_Exercise passage_

☆ ☆ ☆ ☆ ☆

I don't understand why we are using this (lecture 27-33)

I first want to excuse myself if my english is bad, it is not my first language, but I will try my best.

The part I am struggling with, is in lecture 33, where Ben decides to use :

 FBullCowCount BullCowCount = BCGame.SubmitGuess(string); 

Now I understand that FBullCowCount is a struct, and what it does, I also understand that we are creating a new ‘variable’ BullCowCount of type FBullCowCount.

Now what I fail to understand is BCGame.SubmitGuess(string); the BCGame part

So BCGame should let me have acces to all functions in the class, but I still dont understand why we are using it?
what exactly is this?
does this have something to do with the class or with the constructor we made?

And lastly, would it be the same if I would write:

FBullCowCount BullCowCount = SubmitGuess(string); 

instead of what’s above?

This is only lecture 20 man… don’t think people here will know what you are talking about.
Hopefully u have also posted this discussion on lecture 27 and onward.

Don’t apologise about your English! This is (presumably) an international setting anyway: it won’t be many people’s first language either…

Right. So it sounds like you are confused with the concept of ‘classes’. You should probably try and research this a little. But ok, let me try and summarise for you.
In fact you said “I understand that FBullCowCount is a struct”, so maybe you know what a struct is? Well, classes and structs are pretty much the same thing. The idea is to package variables and methods (functions) into one neat bundle that provides a convenient thing to manipulate at a higher, more abstract level.

An object (= an instance of a class) is like a box, or a system, in a given state as encoded by its member variables (e.g. BCGame is a FBullCowGame, with a certain hidden word to be guessed, and there has been a certain number of tries, and the player may or may not have already won the game). You then provide other parts of the code that are outside of the class with well defined ways of interacting with that object through public methods (getting the state of the game, updating the state of the game, etc.).

☆ ☆ ☆ ☆ ☆

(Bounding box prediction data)

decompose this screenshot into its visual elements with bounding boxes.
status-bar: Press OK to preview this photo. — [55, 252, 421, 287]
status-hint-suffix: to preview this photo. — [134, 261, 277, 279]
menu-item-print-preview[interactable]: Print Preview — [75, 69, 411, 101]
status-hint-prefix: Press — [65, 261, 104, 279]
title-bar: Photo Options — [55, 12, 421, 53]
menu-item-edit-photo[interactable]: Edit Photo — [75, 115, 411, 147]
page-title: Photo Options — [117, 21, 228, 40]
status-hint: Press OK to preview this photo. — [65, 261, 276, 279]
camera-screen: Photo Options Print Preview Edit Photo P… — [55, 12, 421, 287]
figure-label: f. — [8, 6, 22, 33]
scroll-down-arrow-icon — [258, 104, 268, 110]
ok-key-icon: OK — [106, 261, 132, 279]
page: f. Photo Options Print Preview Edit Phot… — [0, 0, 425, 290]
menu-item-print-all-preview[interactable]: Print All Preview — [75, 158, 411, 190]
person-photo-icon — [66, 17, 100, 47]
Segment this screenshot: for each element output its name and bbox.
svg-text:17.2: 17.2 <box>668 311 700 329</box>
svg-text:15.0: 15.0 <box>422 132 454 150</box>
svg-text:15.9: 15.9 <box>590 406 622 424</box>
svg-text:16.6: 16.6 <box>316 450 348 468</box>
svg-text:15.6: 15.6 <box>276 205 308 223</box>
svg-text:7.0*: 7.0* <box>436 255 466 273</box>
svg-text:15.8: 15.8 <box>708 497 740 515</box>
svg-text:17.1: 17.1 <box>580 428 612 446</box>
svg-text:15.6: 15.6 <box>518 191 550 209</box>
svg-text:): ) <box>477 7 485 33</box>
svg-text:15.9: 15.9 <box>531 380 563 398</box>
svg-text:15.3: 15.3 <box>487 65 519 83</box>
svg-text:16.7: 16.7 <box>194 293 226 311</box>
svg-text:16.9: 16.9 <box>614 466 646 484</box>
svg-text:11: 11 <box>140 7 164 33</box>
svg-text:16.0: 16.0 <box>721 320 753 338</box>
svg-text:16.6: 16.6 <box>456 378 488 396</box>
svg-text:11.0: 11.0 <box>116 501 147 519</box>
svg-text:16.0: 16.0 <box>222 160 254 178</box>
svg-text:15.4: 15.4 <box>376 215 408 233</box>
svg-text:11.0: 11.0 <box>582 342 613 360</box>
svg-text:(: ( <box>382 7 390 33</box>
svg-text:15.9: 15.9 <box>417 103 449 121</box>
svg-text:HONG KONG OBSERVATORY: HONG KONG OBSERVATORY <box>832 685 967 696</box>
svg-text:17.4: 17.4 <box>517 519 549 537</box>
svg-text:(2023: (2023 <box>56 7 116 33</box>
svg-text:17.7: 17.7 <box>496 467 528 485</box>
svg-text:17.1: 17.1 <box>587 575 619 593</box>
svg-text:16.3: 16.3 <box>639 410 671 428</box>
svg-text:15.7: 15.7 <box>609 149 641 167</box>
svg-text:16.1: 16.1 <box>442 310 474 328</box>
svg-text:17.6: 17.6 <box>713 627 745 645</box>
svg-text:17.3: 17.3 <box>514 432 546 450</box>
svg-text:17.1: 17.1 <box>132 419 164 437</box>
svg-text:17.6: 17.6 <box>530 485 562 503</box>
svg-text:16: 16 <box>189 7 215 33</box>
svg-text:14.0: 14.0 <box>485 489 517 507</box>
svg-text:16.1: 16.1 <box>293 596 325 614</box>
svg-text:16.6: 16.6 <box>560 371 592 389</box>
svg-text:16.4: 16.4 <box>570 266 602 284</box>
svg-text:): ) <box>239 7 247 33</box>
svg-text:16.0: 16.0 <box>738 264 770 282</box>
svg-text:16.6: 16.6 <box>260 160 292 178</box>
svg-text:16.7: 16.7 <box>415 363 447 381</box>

☆ ☆ ☆ ☆ ☆

_Directions for this task_
Reproduce the forum discussion about the BCGame code, from "FBullCowCount BullCowCount = SubmitGuess(string);" up to and including "summarise for you.".

_Solution below_
FBullCowCount BullCowCount = SubmitGuess(string); 

instead of what’s above?

This is only lecture 20 man… don’t think people here will know what you are talking about.
Hopefully u have also posted this discussion on lecture 27 and onward.

Don’t apologise about your English! This is (presumably) an international setting anyway: it won’t be many people’s first language either…

Right. So it sounds like you are confused with the concept of ‘classes’. You should probably try and research this a little. But ok, let me try and summarise for you.